(What is being asked)
Among the lines of these entries, how many hold the word "Күту"? State only the number.

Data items
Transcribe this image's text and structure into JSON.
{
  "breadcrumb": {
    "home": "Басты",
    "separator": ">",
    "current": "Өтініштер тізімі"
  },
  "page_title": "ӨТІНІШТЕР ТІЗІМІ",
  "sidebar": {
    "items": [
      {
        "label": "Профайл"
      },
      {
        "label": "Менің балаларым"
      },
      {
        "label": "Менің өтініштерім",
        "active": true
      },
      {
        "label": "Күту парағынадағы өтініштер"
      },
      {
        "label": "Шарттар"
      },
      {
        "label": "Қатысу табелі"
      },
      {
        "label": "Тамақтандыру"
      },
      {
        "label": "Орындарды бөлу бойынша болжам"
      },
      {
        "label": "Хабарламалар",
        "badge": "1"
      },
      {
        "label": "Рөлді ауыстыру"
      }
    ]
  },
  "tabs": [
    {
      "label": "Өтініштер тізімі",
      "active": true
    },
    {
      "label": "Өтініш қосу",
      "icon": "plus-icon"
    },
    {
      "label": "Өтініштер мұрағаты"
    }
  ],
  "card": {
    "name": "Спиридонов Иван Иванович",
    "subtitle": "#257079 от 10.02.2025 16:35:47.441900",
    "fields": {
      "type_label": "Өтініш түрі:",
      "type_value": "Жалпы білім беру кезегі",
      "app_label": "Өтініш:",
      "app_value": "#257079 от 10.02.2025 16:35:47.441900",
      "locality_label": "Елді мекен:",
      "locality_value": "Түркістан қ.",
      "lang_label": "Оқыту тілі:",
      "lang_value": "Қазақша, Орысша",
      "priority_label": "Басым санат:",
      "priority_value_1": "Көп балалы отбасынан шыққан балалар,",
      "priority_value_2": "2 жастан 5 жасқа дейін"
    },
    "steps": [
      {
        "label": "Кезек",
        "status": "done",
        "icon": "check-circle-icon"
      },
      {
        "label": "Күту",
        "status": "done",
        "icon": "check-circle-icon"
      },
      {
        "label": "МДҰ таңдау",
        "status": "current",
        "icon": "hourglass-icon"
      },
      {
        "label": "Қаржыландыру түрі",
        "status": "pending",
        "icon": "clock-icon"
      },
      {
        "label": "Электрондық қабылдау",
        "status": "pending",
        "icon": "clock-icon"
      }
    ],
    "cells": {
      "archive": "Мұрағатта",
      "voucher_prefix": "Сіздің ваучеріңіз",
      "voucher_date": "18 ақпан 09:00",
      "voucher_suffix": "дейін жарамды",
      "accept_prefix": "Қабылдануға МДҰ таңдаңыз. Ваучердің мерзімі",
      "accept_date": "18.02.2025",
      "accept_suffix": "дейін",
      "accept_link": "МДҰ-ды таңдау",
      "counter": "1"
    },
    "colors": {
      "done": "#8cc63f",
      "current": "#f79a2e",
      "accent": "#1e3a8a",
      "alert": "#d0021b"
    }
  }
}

(Solution)
2